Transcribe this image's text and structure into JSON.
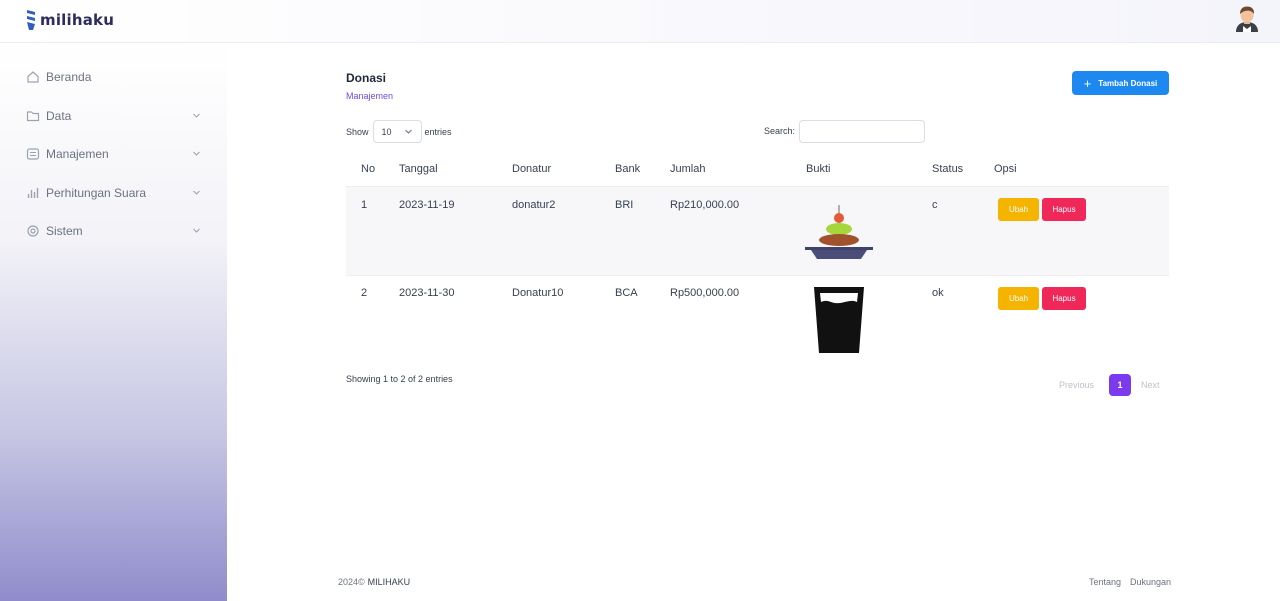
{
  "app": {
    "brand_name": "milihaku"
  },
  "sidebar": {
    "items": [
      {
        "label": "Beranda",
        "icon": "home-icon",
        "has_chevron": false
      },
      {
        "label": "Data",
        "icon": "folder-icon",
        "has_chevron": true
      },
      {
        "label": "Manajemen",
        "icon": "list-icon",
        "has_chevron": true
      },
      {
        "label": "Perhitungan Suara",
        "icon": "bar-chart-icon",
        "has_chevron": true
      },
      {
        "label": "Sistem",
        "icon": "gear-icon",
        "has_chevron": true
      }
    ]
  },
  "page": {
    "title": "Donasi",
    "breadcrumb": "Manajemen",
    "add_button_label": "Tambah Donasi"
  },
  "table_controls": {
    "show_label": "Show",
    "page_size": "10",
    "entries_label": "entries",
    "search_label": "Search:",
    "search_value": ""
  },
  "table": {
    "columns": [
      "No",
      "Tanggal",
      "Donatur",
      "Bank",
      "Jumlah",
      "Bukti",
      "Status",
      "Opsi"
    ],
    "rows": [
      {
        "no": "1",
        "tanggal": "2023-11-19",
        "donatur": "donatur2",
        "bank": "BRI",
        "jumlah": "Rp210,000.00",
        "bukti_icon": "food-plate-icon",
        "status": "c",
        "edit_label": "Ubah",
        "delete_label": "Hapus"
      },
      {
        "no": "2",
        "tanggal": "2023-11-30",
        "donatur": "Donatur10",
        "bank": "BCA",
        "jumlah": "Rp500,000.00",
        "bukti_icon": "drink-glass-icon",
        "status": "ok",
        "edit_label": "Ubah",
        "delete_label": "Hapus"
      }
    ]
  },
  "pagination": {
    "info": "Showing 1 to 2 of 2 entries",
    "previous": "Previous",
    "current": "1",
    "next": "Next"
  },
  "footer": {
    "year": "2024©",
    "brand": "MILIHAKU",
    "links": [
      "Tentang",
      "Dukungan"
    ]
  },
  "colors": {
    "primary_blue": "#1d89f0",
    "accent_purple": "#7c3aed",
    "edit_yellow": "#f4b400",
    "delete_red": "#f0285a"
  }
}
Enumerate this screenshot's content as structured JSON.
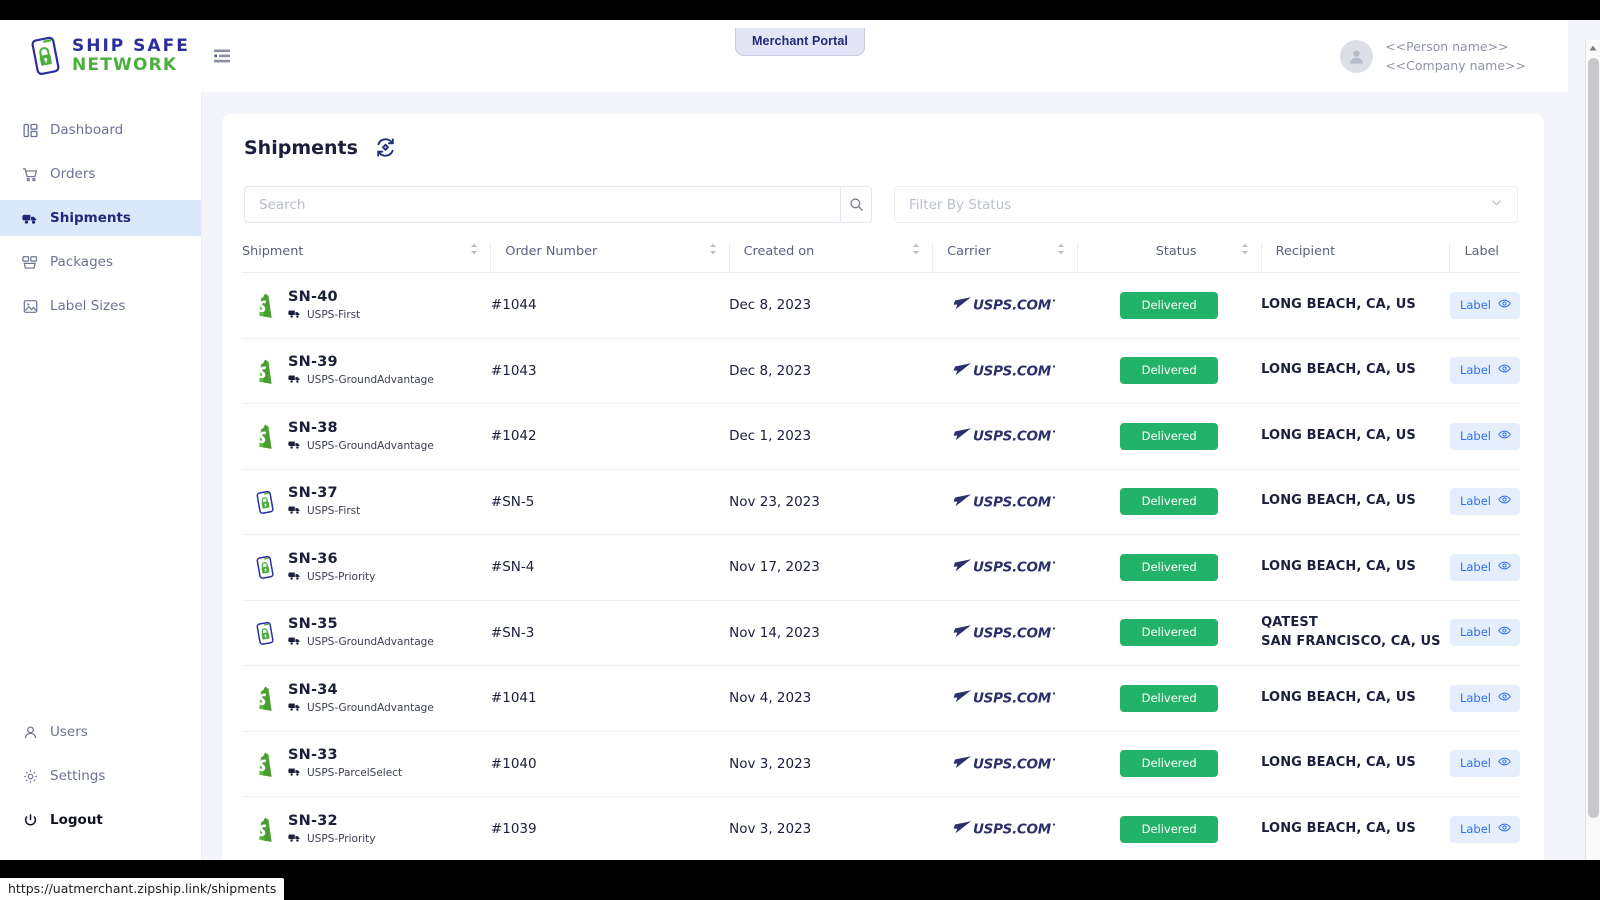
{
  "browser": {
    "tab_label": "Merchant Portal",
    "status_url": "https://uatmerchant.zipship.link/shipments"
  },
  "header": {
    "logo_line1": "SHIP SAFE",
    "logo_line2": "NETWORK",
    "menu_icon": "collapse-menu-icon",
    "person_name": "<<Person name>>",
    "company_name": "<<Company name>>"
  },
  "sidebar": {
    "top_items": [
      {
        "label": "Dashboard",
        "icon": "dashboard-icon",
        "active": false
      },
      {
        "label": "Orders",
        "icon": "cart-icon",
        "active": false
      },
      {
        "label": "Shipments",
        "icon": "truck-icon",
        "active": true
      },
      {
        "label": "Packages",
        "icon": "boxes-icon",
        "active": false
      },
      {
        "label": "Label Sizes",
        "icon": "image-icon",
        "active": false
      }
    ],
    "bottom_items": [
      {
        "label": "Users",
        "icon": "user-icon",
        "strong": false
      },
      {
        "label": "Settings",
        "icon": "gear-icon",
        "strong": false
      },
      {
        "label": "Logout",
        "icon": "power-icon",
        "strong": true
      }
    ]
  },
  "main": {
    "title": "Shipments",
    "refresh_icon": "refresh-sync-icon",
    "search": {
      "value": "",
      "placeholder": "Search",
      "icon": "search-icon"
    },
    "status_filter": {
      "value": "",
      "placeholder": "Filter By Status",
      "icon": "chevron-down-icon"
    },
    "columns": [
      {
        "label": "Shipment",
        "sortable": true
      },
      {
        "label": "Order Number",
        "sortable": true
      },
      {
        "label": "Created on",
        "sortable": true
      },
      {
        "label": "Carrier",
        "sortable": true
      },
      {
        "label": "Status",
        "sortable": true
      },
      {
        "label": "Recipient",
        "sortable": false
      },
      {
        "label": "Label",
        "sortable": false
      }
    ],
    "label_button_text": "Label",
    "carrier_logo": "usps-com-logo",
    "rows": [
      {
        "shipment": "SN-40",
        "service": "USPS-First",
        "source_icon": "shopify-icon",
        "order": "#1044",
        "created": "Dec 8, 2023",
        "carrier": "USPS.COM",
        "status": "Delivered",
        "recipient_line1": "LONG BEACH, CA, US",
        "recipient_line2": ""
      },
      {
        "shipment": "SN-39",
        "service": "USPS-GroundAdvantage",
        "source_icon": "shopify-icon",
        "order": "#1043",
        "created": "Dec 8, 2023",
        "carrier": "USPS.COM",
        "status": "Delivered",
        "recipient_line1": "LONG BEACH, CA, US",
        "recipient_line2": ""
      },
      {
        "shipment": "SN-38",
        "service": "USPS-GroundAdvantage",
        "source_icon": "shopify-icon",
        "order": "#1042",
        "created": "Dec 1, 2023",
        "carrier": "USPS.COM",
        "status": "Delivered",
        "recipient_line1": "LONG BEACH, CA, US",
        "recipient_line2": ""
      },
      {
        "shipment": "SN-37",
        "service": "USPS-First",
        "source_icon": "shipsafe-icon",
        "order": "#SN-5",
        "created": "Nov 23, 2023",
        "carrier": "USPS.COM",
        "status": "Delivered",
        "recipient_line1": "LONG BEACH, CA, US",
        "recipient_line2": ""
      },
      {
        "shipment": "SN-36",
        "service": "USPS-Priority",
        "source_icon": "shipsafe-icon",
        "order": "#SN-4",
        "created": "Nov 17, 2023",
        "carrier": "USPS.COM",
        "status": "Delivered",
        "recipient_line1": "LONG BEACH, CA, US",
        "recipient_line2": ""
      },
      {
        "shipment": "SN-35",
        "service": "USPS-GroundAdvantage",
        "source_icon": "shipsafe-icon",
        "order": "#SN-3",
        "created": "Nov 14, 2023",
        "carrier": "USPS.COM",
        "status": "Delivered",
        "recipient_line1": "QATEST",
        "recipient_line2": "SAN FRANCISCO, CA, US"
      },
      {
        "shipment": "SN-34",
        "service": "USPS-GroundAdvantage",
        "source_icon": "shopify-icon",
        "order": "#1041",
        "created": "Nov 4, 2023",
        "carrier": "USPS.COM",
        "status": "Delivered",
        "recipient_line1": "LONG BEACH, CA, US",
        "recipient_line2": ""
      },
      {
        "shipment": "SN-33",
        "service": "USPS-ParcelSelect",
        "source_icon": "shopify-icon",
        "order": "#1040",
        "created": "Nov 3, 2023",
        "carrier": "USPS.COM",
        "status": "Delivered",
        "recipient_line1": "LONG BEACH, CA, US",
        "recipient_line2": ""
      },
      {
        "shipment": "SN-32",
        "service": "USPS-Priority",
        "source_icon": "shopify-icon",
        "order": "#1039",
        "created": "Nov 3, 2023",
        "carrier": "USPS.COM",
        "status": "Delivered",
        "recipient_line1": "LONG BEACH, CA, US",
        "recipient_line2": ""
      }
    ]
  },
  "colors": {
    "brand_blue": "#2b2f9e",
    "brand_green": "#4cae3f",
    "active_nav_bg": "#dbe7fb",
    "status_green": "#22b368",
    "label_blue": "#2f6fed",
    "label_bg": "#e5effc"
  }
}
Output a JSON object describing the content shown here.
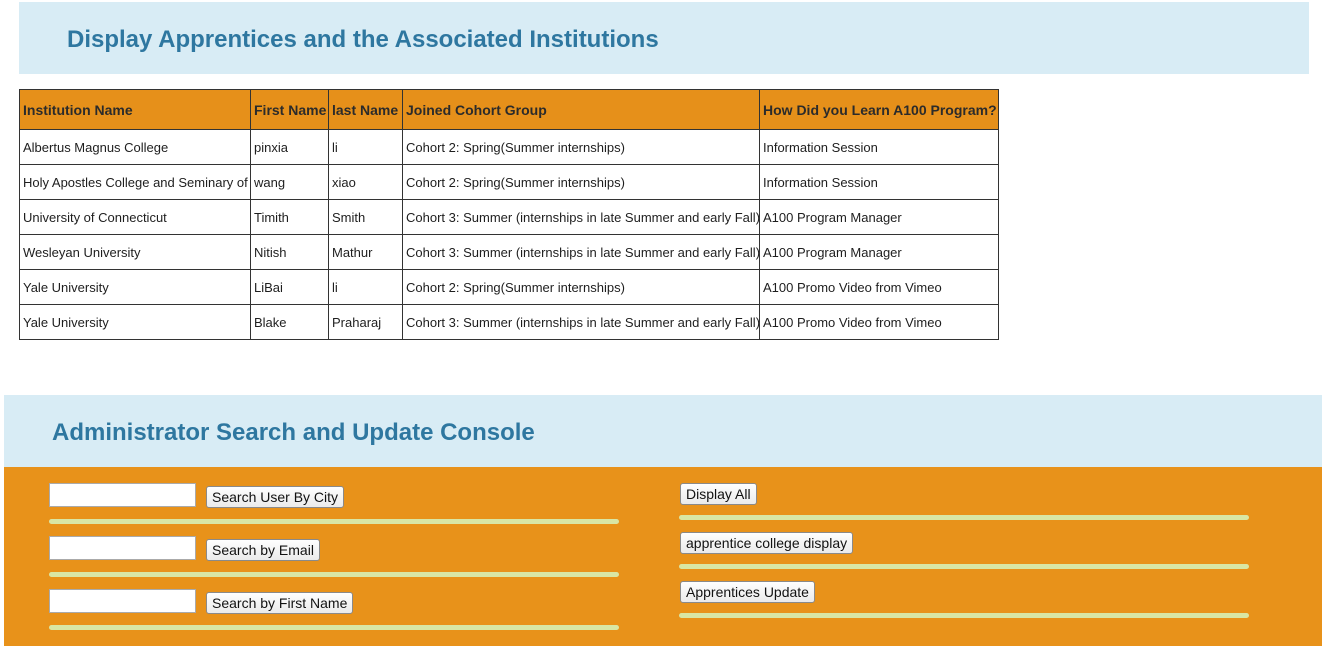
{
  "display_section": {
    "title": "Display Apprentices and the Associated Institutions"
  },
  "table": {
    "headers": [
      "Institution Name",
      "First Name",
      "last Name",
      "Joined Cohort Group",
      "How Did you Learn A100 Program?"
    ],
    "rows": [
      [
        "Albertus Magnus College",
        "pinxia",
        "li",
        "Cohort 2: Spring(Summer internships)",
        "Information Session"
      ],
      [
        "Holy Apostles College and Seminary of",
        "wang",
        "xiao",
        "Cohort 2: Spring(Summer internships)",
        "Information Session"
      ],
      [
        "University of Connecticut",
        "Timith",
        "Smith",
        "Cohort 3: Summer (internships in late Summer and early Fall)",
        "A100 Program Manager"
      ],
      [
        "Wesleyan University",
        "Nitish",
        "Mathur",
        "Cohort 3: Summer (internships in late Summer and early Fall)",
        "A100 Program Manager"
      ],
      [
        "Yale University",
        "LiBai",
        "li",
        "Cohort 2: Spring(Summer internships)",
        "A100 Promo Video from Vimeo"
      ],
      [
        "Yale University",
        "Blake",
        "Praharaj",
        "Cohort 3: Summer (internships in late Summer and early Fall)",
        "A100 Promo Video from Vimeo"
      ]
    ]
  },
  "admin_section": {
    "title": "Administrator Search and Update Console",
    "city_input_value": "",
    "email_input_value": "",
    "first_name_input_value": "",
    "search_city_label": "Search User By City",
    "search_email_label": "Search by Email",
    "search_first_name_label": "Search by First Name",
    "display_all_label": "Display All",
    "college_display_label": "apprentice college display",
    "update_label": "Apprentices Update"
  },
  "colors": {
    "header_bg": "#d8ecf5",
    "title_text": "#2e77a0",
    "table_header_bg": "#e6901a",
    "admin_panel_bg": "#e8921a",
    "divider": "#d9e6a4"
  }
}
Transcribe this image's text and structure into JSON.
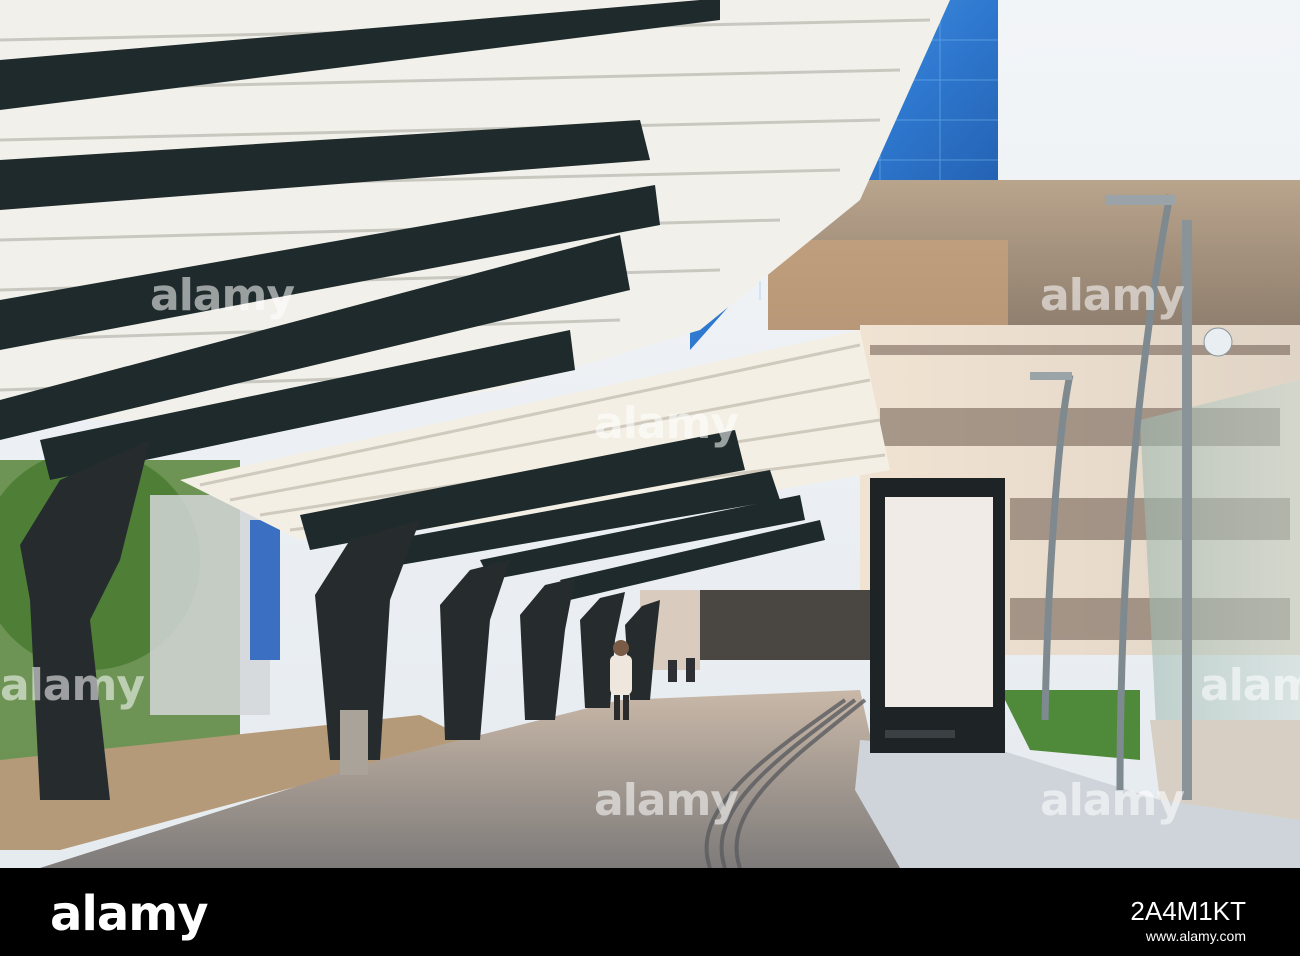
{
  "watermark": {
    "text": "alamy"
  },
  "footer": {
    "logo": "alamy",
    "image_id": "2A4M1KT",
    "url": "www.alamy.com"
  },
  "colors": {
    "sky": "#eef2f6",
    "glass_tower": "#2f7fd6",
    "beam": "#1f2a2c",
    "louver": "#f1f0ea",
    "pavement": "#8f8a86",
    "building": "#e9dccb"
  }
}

● ● ● ● ● ● ●

EXERCISE TASK
Among the entries above, identify all lines with "Update" and copy them.

RESULT
    "title": "Administrator Search and Update Console",
    "update_label": "Apprentices Update"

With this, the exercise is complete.